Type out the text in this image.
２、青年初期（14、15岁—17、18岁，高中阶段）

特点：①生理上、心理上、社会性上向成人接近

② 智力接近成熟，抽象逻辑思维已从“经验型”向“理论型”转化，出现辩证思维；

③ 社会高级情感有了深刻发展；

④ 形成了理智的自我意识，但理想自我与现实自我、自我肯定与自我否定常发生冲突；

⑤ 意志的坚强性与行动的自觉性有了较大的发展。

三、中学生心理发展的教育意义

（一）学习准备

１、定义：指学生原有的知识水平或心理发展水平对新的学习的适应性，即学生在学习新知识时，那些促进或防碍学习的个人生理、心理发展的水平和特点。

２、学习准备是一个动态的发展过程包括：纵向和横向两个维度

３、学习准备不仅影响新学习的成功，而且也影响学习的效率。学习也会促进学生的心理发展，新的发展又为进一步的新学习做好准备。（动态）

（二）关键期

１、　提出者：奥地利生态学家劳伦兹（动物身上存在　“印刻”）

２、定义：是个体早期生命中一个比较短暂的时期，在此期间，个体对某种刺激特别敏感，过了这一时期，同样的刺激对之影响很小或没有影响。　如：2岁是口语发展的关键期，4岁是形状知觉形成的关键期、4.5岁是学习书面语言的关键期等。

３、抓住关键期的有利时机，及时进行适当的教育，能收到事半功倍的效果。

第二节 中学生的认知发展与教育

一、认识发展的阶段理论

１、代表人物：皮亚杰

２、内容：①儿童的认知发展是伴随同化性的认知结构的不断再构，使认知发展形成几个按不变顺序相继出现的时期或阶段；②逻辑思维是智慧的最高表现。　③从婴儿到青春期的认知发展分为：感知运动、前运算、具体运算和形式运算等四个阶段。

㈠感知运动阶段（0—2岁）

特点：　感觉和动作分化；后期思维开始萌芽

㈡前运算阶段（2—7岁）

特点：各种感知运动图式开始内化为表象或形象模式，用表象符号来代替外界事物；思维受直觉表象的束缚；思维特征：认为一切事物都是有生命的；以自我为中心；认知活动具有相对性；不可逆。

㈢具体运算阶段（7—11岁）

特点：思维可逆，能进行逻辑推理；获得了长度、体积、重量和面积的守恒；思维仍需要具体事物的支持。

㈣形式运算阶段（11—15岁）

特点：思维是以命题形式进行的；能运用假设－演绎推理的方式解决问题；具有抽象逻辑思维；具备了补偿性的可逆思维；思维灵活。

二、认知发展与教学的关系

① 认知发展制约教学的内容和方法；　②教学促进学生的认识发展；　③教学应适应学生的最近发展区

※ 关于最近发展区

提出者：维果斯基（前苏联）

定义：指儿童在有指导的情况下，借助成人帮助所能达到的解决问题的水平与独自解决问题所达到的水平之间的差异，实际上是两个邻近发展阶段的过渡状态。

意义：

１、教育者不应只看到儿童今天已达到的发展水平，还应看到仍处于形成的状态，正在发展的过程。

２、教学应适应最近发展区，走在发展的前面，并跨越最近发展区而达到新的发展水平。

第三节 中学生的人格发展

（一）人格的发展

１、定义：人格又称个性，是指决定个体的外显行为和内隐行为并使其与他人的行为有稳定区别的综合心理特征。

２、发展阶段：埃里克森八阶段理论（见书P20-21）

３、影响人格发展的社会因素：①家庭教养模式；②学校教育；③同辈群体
----------
- [TASK REQUIREMENTS]: Transcribe the whole listing with nothing added or left out.

- [CORRECT RESPONSE]:
Type out the text in this image.
２、青年初期（14、15岁—17、18岁，高中阶段）

特点：①生理上、心理上、社会性上向成人接近

② 智力接近成熟，抽象逻辑思维已从“经验型”向“理论型”转化，出现辩证思维；

③ 社会高级情感有了深刻发展；

④ 形成了理智的自我意识，但理想自我与现实自我、自我肯定与自我否定常发生冲突；

⑤ 意志的坚强性与行动的自觉性有了较大的发展。

三、中学生心理发展的教育意义

（一）学习准备

１、定义：指学生原有的知识水平或心理发展水平对新的学习的适应性，即学生在学习新知识时，那些促进或防碍学习的个人生理、心理发展的水平和特点。

２、学习准备是一个动态的发展过程包括：纵向和横向两个维度

３、学习准备不仅影响新学习的成功，而且也影响学习的效率。学习也会促进学生的心理发展，新的发展又为进一步的新学习做好准备。（动态）

（二）关键期

１、　提出者：奥地利生态学家劳伦兹（动物身上存在　“印刻”）

２、定义：是个体早期生命中一个比较短暂的时期，在此期间，个体对某种刺激特别敏感，过了这一时期，同样的刺激对之影响很小或没有影响。　如：2岁是口语发展的关键期，4岁是形状知觉形成的关键期、4.5岁是学习书面语言的关键期等。

３、抓住关键期的有利时机，及时进行适当的教育，能收到事半功倍的效果。

第二节 中学生的认知发展与教育

一、认识发展的阶段理论

１、代表人物：皮亚杰

２、内容：①儿童的认知发展是伴随同化性的认知结构的不断再构，使认知发展形成几个按不变顺序相继出现的时期或阶段；②逻辑思维是智慧的最高表现。　③从婴儿到青春期的认知发展分为：感知运动、前运算、具体运算和形式运算等四个阶段。

㈠感知运动阶段（0—2岁）

特点：　感觉和动作分化；后期思维开始萌芽

㈡前运算阶段（2—7岁）

特点：各种感知运动图式开始内化为表象或形象模式，用表象符号来代替外界事物；思维受直觉表象的束缚；思维特征：认为一切事物都是有生命的；以自我为中心；认知活动具有相对性；不可逆。

㈢具体运算阶段（7—11岁）

特点：思维可逆，能进行逻辑推理；获得了长度、体积、重量和面积的守恒；思维仍需要具体事物的支持。

㈣形式运算阶段（11—15岁）

特点：思维是以命题形式进行的；能运用假设－演绎推理的方式解决问题；具有抽象逻辑思维；具备了补偿性的可逆思维；思维灵活。

二、认知发展与教学的关系

① 认知发展制约教学的内容和方法；　②教学促进学生的认识发展；　③教学应适应学生的最近发展区

※ 关于最近发展区

提出者：维果斯基（前苏联）

定义：指儿童在有指导的情况下，借助成人帮助所能达到的解决问题的水平与独自解决问题所达到的水平之间的差异，实际上是两个邻近发展阶段的过渡状态。

意义：

１、教育者不应只看到儿童今天已达到的发展水平，还应看到仍处于形成的状态，正在发展的过程。

２、教学应适应最近发展区，走在发展的前面，并跨越最近发展区而达到新的发展水平。

第三节 中学生的人格发展

（一）人格的发展

１、定义：人格又称个性，是指决定个体的外显行为和内隐行为并使其与他人的行为有稳定区别的综合心理特征。

２、发展阶段：埃里克森八阶段理论（见书P20-21）

３、影响人格发展的社会因素：①家庭教养模式；②学校教育；③同辈群体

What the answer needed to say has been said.